### DATA SUPPLIED:
..........

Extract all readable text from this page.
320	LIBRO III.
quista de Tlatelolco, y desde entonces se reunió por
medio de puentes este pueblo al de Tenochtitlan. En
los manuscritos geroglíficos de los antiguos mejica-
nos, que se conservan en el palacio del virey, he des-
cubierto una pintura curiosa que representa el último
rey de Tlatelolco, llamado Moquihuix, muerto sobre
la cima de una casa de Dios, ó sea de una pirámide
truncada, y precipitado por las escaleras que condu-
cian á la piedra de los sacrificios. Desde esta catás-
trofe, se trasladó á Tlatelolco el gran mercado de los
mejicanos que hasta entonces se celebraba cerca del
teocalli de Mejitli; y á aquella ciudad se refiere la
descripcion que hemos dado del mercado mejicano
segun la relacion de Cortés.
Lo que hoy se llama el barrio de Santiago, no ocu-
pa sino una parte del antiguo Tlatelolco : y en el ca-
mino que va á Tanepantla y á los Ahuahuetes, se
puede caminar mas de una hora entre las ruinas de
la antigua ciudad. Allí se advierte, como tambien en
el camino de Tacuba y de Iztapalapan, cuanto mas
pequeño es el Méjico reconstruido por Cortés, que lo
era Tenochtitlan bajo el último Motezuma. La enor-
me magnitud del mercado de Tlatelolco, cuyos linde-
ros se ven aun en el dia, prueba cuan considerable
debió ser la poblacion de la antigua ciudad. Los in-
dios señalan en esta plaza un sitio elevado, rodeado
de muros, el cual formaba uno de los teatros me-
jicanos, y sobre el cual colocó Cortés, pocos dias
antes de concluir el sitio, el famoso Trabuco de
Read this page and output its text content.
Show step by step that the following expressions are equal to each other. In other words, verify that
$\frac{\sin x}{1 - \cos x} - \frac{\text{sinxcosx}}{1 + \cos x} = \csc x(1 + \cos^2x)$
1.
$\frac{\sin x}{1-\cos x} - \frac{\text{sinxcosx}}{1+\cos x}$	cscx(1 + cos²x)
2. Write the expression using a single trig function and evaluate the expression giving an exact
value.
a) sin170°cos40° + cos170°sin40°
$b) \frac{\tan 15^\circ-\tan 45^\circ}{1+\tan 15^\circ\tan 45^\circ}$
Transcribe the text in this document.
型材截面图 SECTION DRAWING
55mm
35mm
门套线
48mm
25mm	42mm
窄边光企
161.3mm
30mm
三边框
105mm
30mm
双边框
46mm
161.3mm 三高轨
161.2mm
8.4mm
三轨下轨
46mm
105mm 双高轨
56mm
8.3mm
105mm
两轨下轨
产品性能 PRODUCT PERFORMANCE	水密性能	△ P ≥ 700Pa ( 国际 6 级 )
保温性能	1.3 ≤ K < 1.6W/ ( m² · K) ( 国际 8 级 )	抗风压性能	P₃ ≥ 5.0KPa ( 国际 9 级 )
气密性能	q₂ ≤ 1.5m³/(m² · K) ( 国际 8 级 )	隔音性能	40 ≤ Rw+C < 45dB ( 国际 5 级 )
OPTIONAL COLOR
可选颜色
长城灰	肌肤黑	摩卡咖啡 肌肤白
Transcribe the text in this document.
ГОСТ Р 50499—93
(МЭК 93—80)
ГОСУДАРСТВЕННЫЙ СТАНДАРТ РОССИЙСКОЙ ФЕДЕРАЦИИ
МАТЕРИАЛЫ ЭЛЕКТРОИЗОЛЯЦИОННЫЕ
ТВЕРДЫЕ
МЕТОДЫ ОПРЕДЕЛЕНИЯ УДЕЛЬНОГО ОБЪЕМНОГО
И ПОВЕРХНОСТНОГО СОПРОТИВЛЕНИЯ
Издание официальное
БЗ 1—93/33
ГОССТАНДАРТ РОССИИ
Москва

..........

### STATED PROBLEM:
Starting from the line containing "Read this page and output its text content." and ending with the final line of the data, reproduce each line exactly as it appears, including no other lines.

### REPLY TO THE EXERCISE:
Read this page and output its text content.
Show step by step that the following expressions are equal to each other. In other words, verify that
$\frac{\sin x}{1 - \cos x} - \frac{\text{sinxcosx}}{1 + \cos x} = \csc x(1 + \cos^2x)$
1.
$\frac{\sin x}{1-\cos x} - \frac{\text{sinxcosx}}{1+\cos x}$	cscx(1 + cos²x)
2. Write the expression using a single trig function and evaluate the expression giving an exact
value.
a) sin170°cos40° + cos170°sin40°
$b) \frac{\tan 15^\circ-\tan 45^\circ}{1+\tan 15^\circ\tan 45^\circ}$
Transcribe the text in this document.
型材截面图 SECTION DRAWING
55mm
35mm
门套线
48mm
25mm	42mm
窄边光企
161.3mm
30mm
三边框
105mm
30mm
双边框
46mm
161.3mm 三高轨
161.2mm
8.4mm
三轨下轨
46mm
105mm 双高轨
56mm
8.3mm
105mm
两轨下轨
产品性能 PRODUCT PERFORMANCE	水密性能	△ P ≥ 700Pa ( 国际 6 级 )
保温性能	1.3 ≤ K < 1.6W/ ( m² · K) ( 国际 8 级 )	抗风压性能	P₃ ≥ 5.0KPa ( 国际 9 级 )
气密性能	q₂ ≤ 1.5m³/(m² · K) ( 国际 8 级 )	隔音性能	40 ≤ Rw+C < 45dB ( 国际 5 级 )
OPTIONAL COLOR
可选颜色
长城灰	肌肤黑	摩卡咖啡 肌肤白
Transcribe the text in this document.
ГОСТ Р 50499—93
(МЭК 93—80)
ГОСУДАРСТВЕННЫЙ СТАНДАРТ РОССИЙСКОЙ ФЕДЕРАЦИИ
МАТЕРИАЛЫ ЭЛЕКТРОИЗОЛЯЦИОННЫЕ
ТВЕРДЫЕ
МЕТОДЫ ОПРЕДЕЛЕНИЯ УДЕЛЬНОГО ОБЪЕМНОГО
И ПОВЕРХНОСТНОГО СОПРОТИВЛЕНИЯ
Издание официальное
БЗ 1—93/33
ГОССТАНДАРТ РОССИИ
Москва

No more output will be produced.